# THE EXERCISE
Among the entries below, count the lines that contain the word "Vectorial". Write down only the total.

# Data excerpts
§ §

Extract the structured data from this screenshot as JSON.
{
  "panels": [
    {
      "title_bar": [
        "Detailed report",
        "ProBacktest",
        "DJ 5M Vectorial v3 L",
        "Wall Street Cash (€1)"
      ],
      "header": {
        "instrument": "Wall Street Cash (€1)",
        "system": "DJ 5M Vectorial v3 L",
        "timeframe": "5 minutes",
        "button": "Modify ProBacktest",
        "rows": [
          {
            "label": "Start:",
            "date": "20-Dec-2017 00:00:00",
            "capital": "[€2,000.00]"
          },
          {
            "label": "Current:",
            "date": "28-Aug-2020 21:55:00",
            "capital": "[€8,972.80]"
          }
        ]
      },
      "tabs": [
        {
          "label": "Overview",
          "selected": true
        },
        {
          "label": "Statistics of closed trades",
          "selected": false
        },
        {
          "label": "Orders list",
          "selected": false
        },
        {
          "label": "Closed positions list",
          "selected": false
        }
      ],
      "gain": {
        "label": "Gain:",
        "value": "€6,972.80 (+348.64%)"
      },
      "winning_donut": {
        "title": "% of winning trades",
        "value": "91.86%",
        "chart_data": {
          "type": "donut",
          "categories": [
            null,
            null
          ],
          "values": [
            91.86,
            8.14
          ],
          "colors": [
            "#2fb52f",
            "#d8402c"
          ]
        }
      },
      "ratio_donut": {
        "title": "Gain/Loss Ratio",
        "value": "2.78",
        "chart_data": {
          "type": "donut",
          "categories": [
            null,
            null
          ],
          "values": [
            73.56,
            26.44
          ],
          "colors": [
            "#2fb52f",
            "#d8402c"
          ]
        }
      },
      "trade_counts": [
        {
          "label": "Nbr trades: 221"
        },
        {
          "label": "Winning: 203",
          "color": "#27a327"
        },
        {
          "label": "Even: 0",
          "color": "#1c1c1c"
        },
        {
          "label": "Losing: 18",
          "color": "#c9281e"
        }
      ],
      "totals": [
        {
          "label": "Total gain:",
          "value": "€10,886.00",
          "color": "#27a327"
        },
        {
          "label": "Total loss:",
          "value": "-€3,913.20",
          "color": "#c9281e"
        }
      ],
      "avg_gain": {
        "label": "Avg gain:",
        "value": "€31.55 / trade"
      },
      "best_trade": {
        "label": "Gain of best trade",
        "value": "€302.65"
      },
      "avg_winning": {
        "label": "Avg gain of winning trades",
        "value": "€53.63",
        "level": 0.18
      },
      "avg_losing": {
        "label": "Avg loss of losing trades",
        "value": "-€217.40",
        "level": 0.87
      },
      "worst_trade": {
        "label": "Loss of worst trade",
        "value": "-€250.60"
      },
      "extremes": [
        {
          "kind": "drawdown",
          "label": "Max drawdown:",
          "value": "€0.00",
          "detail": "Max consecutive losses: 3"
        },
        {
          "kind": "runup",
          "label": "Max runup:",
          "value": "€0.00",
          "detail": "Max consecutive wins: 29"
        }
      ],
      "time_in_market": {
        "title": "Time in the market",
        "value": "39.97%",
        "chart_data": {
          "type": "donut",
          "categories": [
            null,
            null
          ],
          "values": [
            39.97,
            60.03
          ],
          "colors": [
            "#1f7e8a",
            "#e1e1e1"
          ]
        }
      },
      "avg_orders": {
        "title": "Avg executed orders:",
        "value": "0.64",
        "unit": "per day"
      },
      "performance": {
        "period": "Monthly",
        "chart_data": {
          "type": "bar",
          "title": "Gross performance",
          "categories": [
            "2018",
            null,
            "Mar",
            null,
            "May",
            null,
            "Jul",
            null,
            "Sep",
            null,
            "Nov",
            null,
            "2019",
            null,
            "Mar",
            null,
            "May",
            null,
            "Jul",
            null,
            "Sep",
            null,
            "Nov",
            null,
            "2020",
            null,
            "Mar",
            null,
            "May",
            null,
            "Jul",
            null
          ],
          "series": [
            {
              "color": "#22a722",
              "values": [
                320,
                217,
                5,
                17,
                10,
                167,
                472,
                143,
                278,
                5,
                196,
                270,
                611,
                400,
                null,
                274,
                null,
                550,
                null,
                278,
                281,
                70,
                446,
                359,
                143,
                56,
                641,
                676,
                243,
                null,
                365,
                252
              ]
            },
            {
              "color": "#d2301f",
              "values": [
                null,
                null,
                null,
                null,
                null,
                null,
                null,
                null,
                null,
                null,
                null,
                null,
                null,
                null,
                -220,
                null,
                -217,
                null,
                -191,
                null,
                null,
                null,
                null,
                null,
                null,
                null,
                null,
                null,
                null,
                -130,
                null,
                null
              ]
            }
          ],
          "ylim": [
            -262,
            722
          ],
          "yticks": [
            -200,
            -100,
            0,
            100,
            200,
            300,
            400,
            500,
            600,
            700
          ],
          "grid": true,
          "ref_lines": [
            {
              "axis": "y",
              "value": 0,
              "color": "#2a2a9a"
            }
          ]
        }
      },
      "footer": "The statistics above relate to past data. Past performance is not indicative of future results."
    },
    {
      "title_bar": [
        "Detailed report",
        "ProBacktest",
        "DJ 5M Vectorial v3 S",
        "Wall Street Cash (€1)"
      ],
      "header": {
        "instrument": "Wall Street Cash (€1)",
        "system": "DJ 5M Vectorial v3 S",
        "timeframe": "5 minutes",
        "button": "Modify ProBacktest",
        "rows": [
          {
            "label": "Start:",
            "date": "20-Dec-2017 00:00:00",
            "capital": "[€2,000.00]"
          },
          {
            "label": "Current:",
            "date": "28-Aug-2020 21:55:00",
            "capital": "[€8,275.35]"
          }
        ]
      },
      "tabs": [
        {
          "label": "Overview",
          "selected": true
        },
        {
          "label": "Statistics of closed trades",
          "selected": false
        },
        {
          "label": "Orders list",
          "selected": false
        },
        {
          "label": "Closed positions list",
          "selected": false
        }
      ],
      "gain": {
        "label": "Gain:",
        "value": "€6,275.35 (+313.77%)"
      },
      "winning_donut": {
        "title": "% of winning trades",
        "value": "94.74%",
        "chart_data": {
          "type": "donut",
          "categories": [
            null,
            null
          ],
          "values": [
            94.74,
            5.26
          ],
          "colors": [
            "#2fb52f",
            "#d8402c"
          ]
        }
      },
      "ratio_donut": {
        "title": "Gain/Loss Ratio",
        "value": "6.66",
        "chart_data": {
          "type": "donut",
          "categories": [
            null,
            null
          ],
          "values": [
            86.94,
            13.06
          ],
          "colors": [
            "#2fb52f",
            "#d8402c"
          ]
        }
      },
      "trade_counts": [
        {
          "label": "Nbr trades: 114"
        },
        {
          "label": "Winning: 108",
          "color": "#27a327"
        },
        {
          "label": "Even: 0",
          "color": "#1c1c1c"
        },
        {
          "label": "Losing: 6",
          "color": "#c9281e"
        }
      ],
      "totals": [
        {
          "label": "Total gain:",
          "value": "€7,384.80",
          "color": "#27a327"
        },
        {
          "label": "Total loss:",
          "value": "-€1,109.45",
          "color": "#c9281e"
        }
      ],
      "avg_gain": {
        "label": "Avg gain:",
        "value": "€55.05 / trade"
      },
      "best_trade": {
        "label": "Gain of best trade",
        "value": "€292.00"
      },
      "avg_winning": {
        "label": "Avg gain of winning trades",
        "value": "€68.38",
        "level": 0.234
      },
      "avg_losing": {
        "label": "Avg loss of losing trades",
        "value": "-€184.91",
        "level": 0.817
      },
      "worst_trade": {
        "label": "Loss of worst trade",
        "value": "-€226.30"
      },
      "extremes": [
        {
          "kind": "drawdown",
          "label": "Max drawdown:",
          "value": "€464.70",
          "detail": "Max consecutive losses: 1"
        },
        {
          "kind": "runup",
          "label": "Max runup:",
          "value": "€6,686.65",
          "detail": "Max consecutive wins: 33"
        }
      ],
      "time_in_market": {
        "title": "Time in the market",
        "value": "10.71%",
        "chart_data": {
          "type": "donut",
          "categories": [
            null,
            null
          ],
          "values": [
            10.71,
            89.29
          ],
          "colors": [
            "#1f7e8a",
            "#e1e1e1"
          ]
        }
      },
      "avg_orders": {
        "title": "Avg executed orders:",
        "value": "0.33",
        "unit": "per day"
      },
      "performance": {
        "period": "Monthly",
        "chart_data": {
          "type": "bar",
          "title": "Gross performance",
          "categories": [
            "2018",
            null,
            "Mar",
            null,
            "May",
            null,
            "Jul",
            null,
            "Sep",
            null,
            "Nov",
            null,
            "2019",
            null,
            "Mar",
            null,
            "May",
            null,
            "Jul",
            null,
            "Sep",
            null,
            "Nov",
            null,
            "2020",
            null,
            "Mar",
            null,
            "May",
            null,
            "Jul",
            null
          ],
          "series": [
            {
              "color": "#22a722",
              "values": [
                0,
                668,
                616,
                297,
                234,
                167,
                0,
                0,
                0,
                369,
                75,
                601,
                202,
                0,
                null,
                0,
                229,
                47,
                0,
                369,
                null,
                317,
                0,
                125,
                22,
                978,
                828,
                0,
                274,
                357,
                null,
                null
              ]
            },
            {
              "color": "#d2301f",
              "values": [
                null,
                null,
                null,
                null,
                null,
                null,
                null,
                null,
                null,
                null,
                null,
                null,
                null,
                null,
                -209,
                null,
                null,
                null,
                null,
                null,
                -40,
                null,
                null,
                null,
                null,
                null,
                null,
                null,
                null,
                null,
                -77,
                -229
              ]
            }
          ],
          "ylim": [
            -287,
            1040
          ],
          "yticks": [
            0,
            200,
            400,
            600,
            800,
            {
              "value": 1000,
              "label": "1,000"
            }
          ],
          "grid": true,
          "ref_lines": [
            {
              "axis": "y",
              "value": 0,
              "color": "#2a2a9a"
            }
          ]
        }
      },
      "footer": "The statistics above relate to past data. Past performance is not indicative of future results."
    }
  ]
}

§ §

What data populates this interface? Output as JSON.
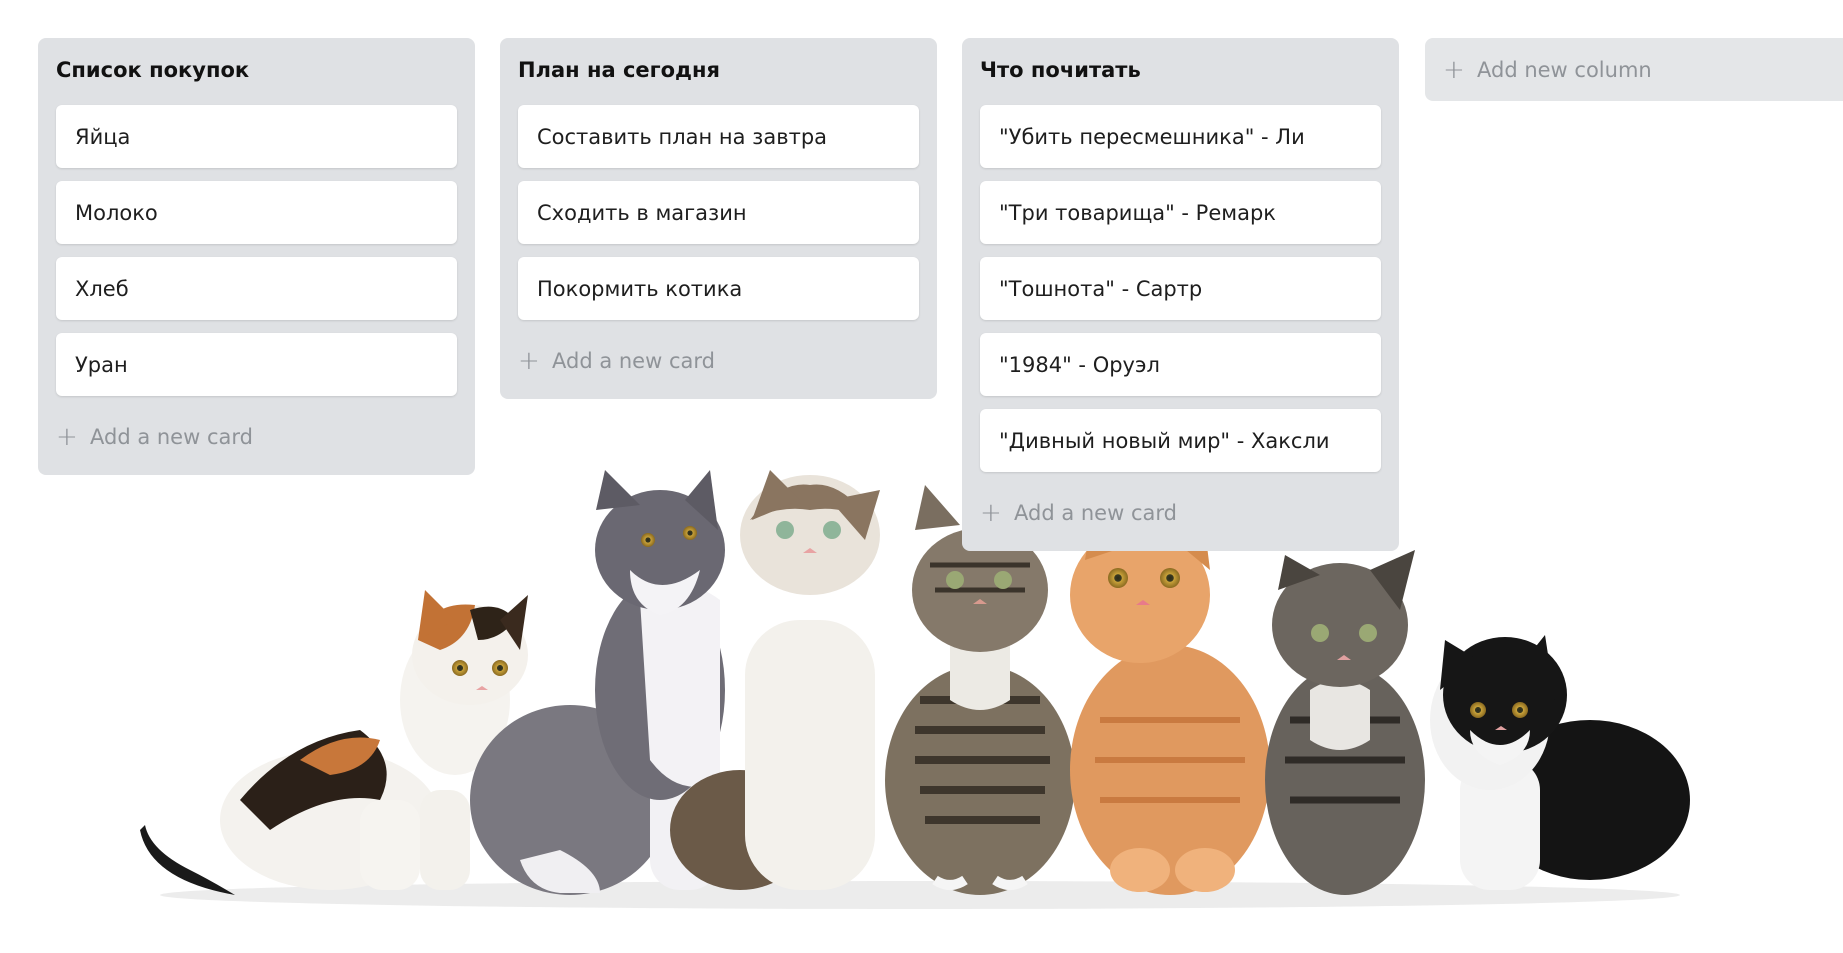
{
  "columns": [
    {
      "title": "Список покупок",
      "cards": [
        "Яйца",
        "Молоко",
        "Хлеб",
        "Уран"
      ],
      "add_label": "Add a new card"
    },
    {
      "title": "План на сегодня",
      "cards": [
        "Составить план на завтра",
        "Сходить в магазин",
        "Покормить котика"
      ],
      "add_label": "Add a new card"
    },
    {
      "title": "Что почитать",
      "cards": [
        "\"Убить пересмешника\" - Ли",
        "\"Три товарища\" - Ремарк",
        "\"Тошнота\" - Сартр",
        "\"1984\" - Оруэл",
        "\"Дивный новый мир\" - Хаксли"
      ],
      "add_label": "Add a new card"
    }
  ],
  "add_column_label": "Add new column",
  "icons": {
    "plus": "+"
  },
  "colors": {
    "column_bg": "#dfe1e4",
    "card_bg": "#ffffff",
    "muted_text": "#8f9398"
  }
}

§ §

# EXPECTED ANSWER
4